** start DATA RECORDS **

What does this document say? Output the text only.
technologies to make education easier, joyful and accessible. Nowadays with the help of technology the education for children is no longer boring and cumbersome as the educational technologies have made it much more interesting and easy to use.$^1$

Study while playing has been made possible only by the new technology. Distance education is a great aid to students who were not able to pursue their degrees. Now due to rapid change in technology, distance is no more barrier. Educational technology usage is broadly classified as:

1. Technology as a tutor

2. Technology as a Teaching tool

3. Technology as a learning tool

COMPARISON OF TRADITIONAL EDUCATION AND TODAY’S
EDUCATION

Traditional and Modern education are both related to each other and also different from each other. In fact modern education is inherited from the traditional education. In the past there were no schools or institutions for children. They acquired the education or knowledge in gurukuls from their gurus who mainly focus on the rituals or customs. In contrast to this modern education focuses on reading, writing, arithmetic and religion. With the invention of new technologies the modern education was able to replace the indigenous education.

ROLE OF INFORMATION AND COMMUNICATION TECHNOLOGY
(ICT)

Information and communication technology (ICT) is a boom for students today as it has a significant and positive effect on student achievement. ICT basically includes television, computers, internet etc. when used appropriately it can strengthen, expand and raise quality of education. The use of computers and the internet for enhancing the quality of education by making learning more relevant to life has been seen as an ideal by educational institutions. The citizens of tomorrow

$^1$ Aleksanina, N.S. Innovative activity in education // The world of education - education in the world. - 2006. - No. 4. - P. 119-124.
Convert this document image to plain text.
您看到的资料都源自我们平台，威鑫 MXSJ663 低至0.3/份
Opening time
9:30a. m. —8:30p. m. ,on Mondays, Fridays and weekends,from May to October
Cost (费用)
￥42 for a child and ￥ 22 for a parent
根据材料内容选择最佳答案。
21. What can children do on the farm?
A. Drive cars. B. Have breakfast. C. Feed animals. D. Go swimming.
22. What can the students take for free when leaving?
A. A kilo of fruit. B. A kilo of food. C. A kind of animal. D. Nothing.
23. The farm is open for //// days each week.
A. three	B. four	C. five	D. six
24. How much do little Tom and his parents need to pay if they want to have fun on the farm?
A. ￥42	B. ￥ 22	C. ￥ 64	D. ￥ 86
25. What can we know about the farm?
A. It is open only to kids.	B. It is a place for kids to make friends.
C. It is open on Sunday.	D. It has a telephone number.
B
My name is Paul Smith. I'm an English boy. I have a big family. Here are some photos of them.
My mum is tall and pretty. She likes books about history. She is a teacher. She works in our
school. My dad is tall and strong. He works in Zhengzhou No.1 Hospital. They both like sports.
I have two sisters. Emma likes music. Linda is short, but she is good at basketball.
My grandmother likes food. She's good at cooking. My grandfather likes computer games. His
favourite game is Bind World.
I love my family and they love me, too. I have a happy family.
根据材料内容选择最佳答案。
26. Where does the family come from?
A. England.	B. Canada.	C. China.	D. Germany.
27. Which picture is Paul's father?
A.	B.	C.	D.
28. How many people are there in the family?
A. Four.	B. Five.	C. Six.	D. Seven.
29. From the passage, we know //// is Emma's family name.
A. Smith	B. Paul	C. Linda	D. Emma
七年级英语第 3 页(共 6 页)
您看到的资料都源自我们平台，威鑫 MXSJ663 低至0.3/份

** end DATA RECORDS **

TASK DIRECTIONS. Write out every line from the records above, word for word.

EXERCISE SOLUTION.
What does this document say? Output the text only.
technologies to make education easier, joyful and accessible. Nowadays with the help of technology the education for children is no longer boring and cumbersome as the educational technologies have made it much more interesting and easy to use.$^1$

Study while playing has been made possible only by the new technology. Distance education is a great aid to students who were not able to pursue their degrees. Now due to rapid change in technology, distance is no more barrier. Educational technology usage is broadly classified as:

1. Technology as a tutor

2. Technology as a Teaching tool

3. Technology as a learning tool

COMPARISON OF TRADITIONAL EDUCATION AND TODAY’S
EDUCATION

Traditional and Modern education are both related to each other and also different from each other. In fact modern education is inherited from the traditional education. In the past there were no schools or institutions for children. They acquired the education or knowledge in gurukuls from their gurus who mainly focus on the rituals or customs. In contrast to this modern education focuses on reading, writing, arithmetic and religion. With the invention of new technologies the modern education was able to replace the indigenous education.

ROLE OF INFORMATION AND COMMUNICATION TECHNOLOGY
(ICT)

Information and communication technology (ICT) is a boom for students today as it has a significant and positive effect on student achievement. ICT basically includes television, computers, internet etc. when used appropriately it can strengthen, expand and raise quality of education. The use of computers and the internet for enhancing the quality of education by making learning more relevant to life has been seen as an ideal by educational institutions. The citizens of tomorrow

$^1$ Aleksanina, N.S. Innovative activity in education // The world of education - education in the world. - 2006. - No. 4. - P. 119-124.
Convert this document image to plain text.
您看到的资料都源自我们平台，威鑫 MXSJ663 低至0.3/份
Opening time
9:30a. m. —8:30p. m. ,on Mondays, Fridays and weekends,from May to October
Cost (费用)
￥42 for a child and ￥ 22 for a parent
根据材料内容选择最佳答案。
21. What can children do on the farm?
A. Drive cars. B. Have breakfast. C. Feed animals. D. Go swimming.
22. What can the students take for free when leaving?
A. A kilo of fruit. B. A kilo of food. C. A kind of animal. D. Nothing.
23. The farm is open for //// days each week.
A. three	B. four	C. five	D. six
24. How much do little Tom and his parents need to pay if they want to have fun on the farm?
A. ￥42	B. ￥ 22	C. ￥ 64	D. ￥ 86
25. What can we know about the farm?
A. It is open only to kids.	B. It is a place for kids to make friends.
C. It is open on Sunday.	D. It has a telephone number.
B
My name is Paul Smith. I'm an English boy. I have a big family. Here are some photos of them.
My mum is tall and pretty. She likes books about history. She is a teacher. She works in our
school. My dad is tall and strong. He works in Zhengzhou No.1 Hospital. They both like sports.
I have two sisters. Emma likes music. Linda is short, but she is good at basketball.
My grandmother likes food. She's good at cooking. My grandfather likes computer games. His
favourite game is Bind World.
I love my family and they love me, too. I have a happy family.
根据材料内容选择最佳答案。
26. Where does the family come from?
A. England.	B. Canada.	C. China.	D. Germany.
27. Which picture is Paul's father?
A.	B.	C.	D.
28. How many people are there in the family?
A. Four.	B. Five.	C. Six.	D. Seven.
29. From the passage, we know //// is Emma's family name.
A. Smith	B. Paul	C. Linda	D. Emma
七年级英语第 3 页(共 6 页)
您看到的资料都源自我们平台，威鑫 MXSJ663 低至0.3/份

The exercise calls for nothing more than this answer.